# DATASET ROWS:
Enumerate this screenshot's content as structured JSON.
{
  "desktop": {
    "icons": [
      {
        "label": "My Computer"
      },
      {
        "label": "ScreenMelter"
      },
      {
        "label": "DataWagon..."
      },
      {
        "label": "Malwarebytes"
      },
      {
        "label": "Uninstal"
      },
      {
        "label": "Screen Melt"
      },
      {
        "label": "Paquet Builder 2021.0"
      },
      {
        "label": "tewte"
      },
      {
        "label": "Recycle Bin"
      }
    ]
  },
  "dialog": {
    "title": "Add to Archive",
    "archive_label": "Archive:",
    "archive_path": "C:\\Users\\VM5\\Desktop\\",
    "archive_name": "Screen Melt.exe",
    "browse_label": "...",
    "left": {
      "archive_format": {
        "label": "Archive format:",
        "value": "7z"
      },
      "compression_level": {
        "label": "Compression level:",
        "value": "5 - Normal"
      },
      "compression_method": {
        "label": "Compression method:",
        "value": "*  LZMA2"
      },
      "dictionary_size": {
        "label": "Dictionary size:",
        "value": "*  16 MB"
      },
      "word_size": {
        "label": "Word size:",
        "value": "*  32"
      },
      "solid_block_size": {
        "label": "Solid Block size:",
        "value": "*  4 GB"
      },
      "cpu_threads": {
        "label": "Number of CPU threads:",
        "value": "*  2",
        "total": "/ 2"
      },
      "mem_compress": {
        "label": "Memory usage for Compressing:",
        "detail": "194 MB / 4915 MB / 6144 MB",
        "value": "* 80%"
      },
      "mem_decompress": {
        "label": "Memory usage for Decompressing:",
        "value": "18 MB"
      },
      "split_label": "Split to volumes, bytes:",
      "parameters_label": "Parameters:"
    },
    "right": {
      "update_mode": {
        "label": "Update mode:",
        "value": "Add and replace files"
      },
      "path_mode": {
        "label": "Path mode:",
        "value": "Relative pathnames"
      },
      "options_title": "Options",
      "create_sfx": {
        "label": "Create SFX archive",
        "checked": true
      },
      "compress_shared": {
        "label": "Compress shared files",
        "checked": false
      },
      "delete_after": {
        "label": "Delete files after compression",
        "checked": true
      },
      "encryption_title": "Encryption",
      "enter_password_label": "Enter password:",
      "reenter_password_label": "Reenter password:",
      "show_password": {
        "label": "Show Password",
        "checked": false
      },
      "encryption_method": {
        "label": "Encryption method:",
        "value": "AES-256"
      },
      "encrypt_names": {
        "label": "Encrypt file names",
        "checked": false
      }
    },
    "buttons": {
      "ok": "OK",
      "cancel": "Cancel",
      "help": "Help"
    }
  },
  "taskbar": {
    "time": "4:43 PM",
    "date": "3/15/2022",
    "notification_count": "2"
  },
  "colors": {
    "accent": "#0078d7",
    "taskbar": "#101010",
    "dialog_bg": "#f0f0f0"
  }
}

# REQUIRED TASK:
All of the entries need to be reproduced exactly; please write them out.

# SOLVED EXERCISE:
Enumerate this screenshot's content as structured JSON.
{
  "desktop": {
    "icons": [
      {
        "label": "My Computer"
      },
      {
        "label": "ScreenMelter"
      },
      {
        "label": "DataWagon..."
      },
      {
        "label": "Malwarebytes"
      },
      {
        "label": "Uninstal"
      },
      {
        "label": "Screen Melt"
      },
      {
        "label": "Paquet Builder 2021.0"
      },
      {
        "label": "tewte"
      },
      {
        "label": "Recycle Bin"
      }
    ]
  },
  "dialog": {
    "title": "Add to Archive",
    "archive_label": "Archive:",
    "archive_path": "C:\\Users\\VM5\\Desktop\\",
    "archive_name": "Screen Melt.exe",
    "browse_label": "...",
    "left": {
      "archive_format": {
        "label": "Archive format:",
        "value": "7z"
      },
      "compression_level": {
        "label": "Compression level:",
        "value": "5 - Normal"
      },
      "compression_method": {
        "label": "Compression method:",
        "value": "*  LZMA2"
      },
      "dictionary_size": {
        "label": "Dictionary size:",
        "value": "*  16 MB"
      },
      "word_size": {
        "label": "Word size:",
        "value": "*  32"
      },
      "solid_block_size": {
        "label": "Solid Block size:",
        "value": "*  4 GB"
      },
      "cpu_threads": {
        "label": "Number of CPU threads:",
        "value": "*  2",
        "total": "/ 2"
      },
      "mem_compress": {
        "label": "Memory usage for Compressing:",
        "detail": "194 MB / 4915 MB / 6144 MB",
        "value": "* 80%"
      },
      "mem_decompress": {
        "label": "Memory usage for Decompressing:",
        "value": "18 MB"
      },
      "split_label": "Split to volumes, bytes:",
      "parameters_label": "Parameters:"
    },
    "right": {
      "update_mode": {
        "label": "Update mode:",
        "value": "Add and replace files"
      },
      "path_mode": {
        "label": "Path mode:",
        "value": "Relative pathnames"
      },
      "options_title": "Options",
      "create_sfx": {
        "label": "Create SFX archive",
        "checked": true
      },
      "compress_shared": {
        "label": "Compress shared files",
        "checked": false
      },
      "delete_after": {
        "label": "Delete files after compression",
        "checked": true
      },
      "encryption_title": "Encryption",
      "enter_password_label": "Enter password:",
      "reenter_password_label": "Reenter password:",
      "show_password": {
        "label": "Show Password",
        "checked": false
      },
      "encryption_method": {
        "label": "Encryption method:",
        "value": "AES-256"
      },
      "encrypt_names": {
        "label": "Encrypt file names",
        "checked": false
      }
    },
    "buttons": {
      "ok": "OK",
      "cancel": "Cancel",
      "help": "Help"
    }
  },
  "taskbar": {
    "time": "4:43 PM",
    "date": "3/15/2022",
    "notification_count": "2"
  },
  "colors": {
    "accent": "#0078d7",
    "taskbar": "#101010",
    "dialog_bg": "#f0f0f0"
  }
}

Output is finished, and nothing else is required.